_Given task_.
Every record below should be printed exactly as given.

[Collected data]
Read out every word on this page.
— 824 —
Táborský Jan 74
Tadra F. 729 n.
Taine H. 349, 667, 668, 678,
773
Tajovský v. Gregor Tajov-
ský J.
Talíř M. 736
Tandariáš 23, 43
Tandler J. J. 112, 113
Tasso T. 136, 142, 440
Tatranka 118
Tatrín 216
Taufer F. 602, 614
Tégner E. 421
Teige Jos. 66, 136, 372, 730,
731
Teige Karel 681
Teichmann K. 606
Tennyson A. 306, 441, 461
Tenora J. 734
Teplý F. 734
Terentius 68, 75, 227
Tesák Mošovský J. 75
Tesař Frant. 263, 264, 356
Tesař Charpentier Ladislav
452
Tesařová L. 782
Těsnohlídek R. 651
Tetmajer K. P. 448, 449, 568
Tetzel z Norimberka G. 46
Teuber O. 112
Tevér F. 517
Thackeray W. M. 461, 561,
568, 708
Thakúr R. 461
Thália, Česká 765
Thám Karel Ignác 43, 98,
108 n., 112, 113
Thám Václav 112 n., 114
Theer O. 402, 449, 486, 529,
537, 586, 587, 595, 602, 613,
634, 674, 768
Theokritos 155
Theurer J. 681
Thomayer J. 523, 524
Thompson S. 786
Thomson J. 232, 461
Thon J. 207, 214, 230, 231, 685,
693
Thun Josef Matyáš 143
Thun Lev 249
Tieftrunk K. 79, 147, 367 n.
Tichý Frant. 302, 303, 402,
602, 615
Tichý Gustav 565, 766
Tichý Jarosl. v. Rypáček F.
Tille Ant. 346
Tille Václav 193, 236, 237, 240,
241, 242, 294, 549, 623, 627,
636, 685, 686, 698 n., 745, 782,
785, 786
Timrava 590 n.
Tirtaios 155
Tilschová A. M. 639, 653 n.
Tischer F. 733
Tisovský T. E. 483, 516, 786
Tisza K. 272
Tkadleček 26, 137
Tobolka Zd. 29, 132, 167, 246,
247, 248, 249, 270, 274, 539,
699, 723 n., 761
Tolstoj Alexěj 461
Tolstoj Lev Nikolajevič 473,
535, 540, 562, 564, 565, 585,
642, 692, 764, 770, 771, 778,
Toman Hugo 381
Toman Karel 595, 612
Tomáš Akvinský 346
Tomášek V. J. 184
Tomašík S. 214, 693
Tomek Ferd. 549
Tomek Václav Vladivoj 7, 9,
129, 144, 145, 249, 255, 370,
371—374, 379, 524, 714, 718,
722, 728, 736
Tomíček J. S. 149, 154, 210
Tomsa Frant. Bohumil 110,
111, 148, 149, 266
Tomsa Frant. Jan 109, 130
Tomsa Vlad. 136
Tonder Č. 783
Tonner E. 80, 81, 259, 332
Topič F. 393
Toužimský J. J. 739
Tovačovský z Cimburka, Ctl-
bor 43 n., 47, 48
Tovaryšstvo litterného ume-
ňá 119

_Solution below_.
Read out every word on this page.
— 824 —
Táborský Jan 74
Tadra F. 729 n.
Taine H. 349, 667, 668, 678,
773
Tajovský v. Gregor Tajov-
ský J.
Talíř M. 736
Tandariáš 23, 43
Tandler J. J. 112, 113
Tasso T. 136, 142, 440
Tatranka 118
Tatrín 216
Taufer F. 602, 614
Tégner E. 421
Teige Jos. 66, 136, 372, 730,
731
Teige Karel 681
Teichmann K. 606
Tennyson A. 306, 441, 461
Tenora J. 734
Teplý F. 734
Terentius 68, 75, 227
Tesák Mošovský J. 75
Tesař Frant. 263, 264, 356
Tesař Charpentier Ladislav
452
Tesařová L. 782
Těsnohlídek R. 651
Tetmajer K. P. 448, 449, 568
Tetzel z Norimberka G. 46
Teuber O. 112
Tevér F. 517
Thackeray W. M. 461, 561,
568, 708
Thakúr R. 461
Thália, Česká 765
Thám Karel Ignác 43, 98,
108 n., 112, 113
Thám Václav 112 n., 114
Theer O. 402, 449, 486, 529,
537, 586, 587, 595, 602, 613,
634, 674, 768
Theokritos 155
Theurer J. 681
Thomayer J. 523, 524
Thompson S. 786
Thomson J. 232, 461
Thon J. 207, 214, 230, 231, 685,
693
Thun Josef Matyáš 143
Thun Lev 249
Tieftrunk K. 79, 147, 367 n.
Tichý Frant. 302, 303, 402,
602, 615
Tichý Gustav 565, 766
Tichý Jarosl. v. Rypáček F.
Tille Ant. 346
Tille Václav 193, 236, 237, 240,
241, 242, 294, 549, 623, 627,
636, 685, 686, 698 n., 745, 782,
785, 786
Timrava 590 n.
Tirtaios 155
Tilschová A. M. 639, 653 n.
Tischer F. 733
Tisovský T. E. 483, 516, 786
Tisza K. 272
Tkadleček 26, 137
Tobolka Zd. 29, 132, 167, 246,
247, 248, 249, 270, 274, 539,
699, 723 n., 761
Tolstoj Alexěj 461
Tolstoj Lev Nikolajevič 473,
535, 540, 562, 564, 565, 585,
642, 692, 764, 770, 771, 778,
Toman Hugo 381
Toman Karel 595, 612
Tomáš Akvinský 346
Tomášek V. J. 184
Tomašík S. 214, 693
Tomek Ferd. 549
Tomek Václav Vladivoj 7, 9,
129, 144, 145, 249, 255, 370,
371—374, 379, 524, 714, 718,
722, 728, 736
Tomíček J. S. 149, 154, 210
Tomsa Frant. Bohumil 110,
111, 148, 149, 266
Tomsa Frant. Jan 109, 130
Tomsa Vlad. 136
Tonder Č. 783
Tonner E. 80, 81, 259, 332
Topič F. 393
Toužimský J. J. 739
Tovačovský z Cimburka, Ctl-
bor 43 n., 47, 48
Tovaryšstvo litterného ume-
ňá 119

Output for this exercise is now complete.